Written task: The listing below should be written out exactly; please include all of it.

Records from a data source
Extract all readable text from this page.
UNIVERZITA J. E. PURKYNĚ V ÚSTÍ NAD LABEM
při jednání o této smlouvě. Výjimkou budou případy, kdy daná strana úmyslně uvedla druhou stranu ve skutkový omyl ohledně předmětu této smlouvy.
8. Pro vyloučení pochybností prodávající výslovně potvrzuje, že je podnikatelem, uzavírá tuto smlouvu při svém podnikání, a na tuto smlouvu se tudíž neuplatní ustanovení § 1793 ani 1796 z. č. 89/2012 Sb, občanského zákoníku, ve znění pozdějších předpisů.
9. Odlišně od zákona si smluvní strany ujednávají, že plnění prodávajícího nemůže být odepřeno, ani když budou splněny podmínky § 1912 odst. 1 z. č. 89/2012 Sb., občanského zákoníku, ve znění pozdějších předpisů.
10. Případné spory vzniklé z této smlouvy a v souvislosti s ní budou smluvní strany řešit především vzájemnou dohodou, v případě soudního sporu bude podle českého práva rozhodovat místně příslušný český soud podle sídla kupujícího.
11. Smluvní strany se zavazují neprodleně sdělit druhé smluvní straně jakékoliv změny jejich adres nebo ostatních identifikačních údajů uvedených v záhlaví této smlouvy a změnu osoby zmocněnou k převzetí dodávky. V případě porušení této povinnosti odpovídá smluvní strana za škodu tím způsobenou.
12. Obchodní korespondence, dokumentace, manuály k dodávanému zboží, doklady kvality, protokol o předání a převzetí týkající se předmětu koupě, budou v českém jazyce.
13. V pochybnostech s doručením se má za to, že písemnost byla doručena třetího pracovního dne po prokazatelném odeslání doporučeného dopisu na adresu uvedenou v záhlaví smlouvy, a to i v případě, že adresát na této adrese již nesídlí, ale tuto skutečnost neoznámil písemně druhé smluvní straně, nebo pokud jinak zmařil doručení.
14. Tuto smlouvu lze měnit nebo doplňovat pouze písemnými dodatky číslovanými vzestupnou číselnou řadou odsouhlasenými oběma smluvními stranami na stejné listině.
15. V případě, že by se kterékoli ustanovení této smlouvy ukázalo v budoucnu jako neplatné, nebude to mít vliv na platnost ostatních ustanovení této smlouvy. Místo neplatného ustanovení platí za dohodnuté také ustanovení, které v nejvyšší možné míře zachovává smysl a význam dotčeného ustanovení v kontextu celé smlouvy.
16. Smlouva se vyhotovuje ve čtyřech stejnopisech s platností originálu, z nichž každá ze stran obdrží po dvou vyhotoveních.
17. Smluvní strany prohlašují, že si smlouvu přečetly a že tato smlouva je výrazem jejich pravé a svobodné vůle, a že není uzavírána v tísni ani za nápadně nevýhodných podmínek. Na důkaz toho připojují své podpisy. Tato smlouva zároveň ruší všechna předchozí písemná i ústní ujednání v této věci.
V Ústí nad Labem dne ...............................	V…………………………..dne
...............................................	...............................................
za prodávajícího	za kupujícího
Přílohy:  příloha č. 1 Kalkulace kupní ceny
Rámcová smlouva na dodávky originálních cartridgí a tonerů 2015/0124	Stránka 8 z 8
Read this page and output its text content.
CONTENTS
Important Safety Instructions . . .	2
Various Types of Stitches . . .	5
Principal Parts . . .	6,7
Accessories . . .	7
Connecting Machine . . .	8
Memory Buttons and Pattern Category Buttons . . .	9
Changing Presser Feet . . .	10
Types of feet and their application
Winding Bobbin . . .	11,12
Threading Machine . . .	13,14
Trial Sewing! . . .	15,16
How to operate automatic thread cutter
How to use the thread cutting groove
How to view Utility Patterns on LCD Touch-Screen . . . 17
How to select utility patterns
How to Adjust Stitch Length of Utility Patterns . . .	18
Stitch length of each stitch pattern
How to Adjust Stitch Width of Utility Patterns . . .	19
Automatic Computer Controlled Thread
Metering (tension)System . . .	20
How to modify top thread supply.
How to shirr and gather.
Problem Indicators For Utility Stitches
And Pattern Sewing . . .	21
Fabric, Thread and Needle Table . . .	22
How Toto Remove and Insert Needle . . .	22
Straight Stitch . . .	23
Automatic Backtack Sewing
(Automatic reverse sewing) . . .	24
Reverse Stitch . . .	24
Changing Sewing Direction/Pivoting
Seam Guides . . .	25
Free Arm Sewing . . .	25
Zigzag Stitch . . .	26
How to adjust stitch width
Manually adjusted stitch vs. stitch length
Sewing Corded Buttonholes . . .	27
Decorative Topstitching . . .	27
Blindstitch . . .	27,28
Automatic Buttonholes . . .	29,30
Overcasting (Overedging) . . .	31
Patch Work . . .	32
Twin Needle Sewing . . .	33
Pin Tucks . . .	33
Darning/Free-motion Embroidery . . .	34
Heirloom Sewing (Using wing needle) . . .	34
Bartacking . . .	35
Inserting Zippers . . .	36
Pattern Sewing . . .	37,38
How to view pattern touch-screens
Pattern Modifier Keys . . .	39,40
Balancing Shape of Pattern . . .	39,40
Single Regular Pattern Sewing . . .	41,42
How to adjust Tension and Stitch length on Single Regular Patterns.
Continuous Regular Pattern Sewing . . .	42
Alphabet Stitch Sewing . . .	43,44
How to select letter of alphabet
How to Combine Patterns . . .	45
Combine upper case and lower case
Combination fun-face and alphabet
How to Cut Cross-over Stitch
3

Finished task:
Extract all readable text from this page.
UNIVERZITA J. E. PURKYNĚ V ÚSTÍ NAD LABEM
při jednání o této smlouvě. Výjimkou budou případy, kdy daná strana úmyslně uvedla druhou stranu ve skutkový omyl ohledně předmětu této smlouvy.
8. Pro vyloučení pochybností prodávající výslovně potvrzuje, že je podnikatelem, uzavírá tuto smlouvu při svém podnikání, a na tuto smlouvu se tudíž neuplatní ustanovení § 1793 ani 1796 z. č. 89/2012 Sb, občanského zákoníku, ve znění pozdějších předpisů.
9. Odlišně od zákona si smluvní strany ujednávají, že plnění prodávajícího nemůže být odepřeno, ani když budou splněny podmínky § 1912 odst. 1 z. č. 89/2012 Sb., občanského zákoníku, ve znění pozdějších předpisů.
10. Případné spory vzniklé z této smlouvy a v souvislosti s ní budou smluvní strany řešit především vzájemnou dohodou, v případě soudního sporu bude podle českého práva rozhodovat místně příslušný český soud podle sídla kupujícího.
11. Smluvní strany se zavazují neprodleně sdělit druhé smluvní straně jakékoliv změny jejich adres nebo ostatních identifikačních údajů uvedených v záhlaví této smlouvy a změnu osoby zmocněnou k převzetí dodávky. V případě porušení této povinnosti odpovídá smluvní strana za škodu tím způsobenou.
12. Obchodní korespondence, dokumentace, manuály k dodávanému zboží, doklady kvality, protokol o předání a převzetí týkající se předmětu koupě, budou v českém jazyce.
13. V pochybnostech s doručením se má za to, že písemnost byla doručena třetího pracovního dne po prokazatelném odeslání doporučeného dopisu na adresu uvedenou v záhlaví smlouvy, a to i v případě, že adresát na této adrese již nesídlí, ale tuto skutečnost neoznámil písemně druhé smluvní straně, nebo pokud jinak zmařil doručení.
14. Tuto smlouvu lze měnit nebo doplňovat pouze písemnými dodatky číslovanými vzestupnou číselnou řadou odsouhlasenými oběma smluvními stranami na stejné listině.
15. V případě, že by se kterékoli ustanovení této smlouvy ukázalo v budoucnu jako neplatné, nebude to mít vliv na platnost ostatních ustanovení této smlouvy. Místo neplatného ustanovení platí za dohodnuté také ustanovení, které v nejvyšší možné míře zachovává smysl a význam dotčeného ustanovení v kontextu celé smlouvy.
16. Smlouva se vyhotovuje ve čtyřech stejnopisech s platností originálu, z nichž každá ze stran obdrží po dvou vyhotoveních.
17. Smluvní strany prohlašují, že si smlouvu přečetly a že tato smlouva je výrazem jejich pravé a svobodné vůle, a že není uzavírána v tísni ani za nápadně nevýhodných podmínek. Na důkaz toho připojují své podpisy. Tato smlouva zároveň ruší všechna předchozí písemná i ústní ujednání v této věci.
V Ústí nad Labem dne ...............................	V…………………………..dne
...............................................	...............................................
za prodávajícího	za kupujícího
Přílohy:  příloha č. 1 Kalkulace kupní ceny
Rámcová smlouva na dodávky originálních cartridgí a tonerů 2015/0124	Stránka 8 z 8
Read this page and output its text content.
CONTENTS
Important Safety Instructions . . .	2
Various Types of Stitches . . .	5
Principal Parts . . .	6,7
Accessories . . .	7
Connecting Machine . . .	8
Memory Buttons and Pattern Category Buttons . . .	9
Changing Presser Feet . . .	10
Types of feet and their application
Winding Bobbin . . .	11,12
Threading Machine . . .	13,14
Trial Sewing! . . .	15,16
How to operate automatic thread cutter
How to use the thread cutting groove
How to view Utility Patterns on LCD Touch-Screen . . . 17
How to select utility patterns
How to Adjust Stitch Length of Utility Patterns . . .	18
Stitch length of each stitch pattern
How to Adjust Stitch Width of Utility Patterns . . .	19
Automatic Computer Controlled Thread
Metering (tension)System . . .	20
How to modify top thread supply.
How to shirr and gather.
Problem Indicators For Utility Stitches
And Pattern Sewing . . .	21
Fabric, Thread and Needle Table . . .	22
How Toto Remove and Insert Needle . . .	22
Straight Stitch . . .	23
Automatic Backtack Sewing
(Automatic reverse sewing) . . .	24
Reverse Stitch . . .	24
Changing Sewing Direction/Pivoting
Seam Guides . . .	25
Free Arm Sewing . . .	25
Zigzag Stitch . . .	26
How to adjust stitch width
Manually adjusted stitch vs. stitch length
Sewing Corded Buttonholes . . .	27
Decorative Topstitching . . .	27
Blindstitch . . .	27,28
Automatic Buttonholes . . .	29,30
Overcasting (Overedging) . . .	31
Patch Work . . .	32
Twin Needle Sewing . . .	33
Pin Tucks . . .	33
Darning/Free-motion Embroidery . . .	34
Heirloom Sewing (Using wing needle) . . .	34
Bartacking . . .	35
Inserting Zippers . . .	36
Pattern Sewing . . .	37,38
How to view pattern touch-screens
Pattern Modifier Keys . . .	39,40
Balancing Shape of Pattern . . .	39,40
Single Regular Pattern Sewing . . .	41,42
How to adjust Tension and Stitch length on Single Regular Patterns.
Continuous Regular Pattern Sewing . . .	42
Alphabet Stitch Sewing . . .	43,44
How to select letter of alphabet
How to Combine Patterns . . .	45
Combine upper case and lower case
Combination fun-face and alphabet
How to Cut Cross-over Stitch
3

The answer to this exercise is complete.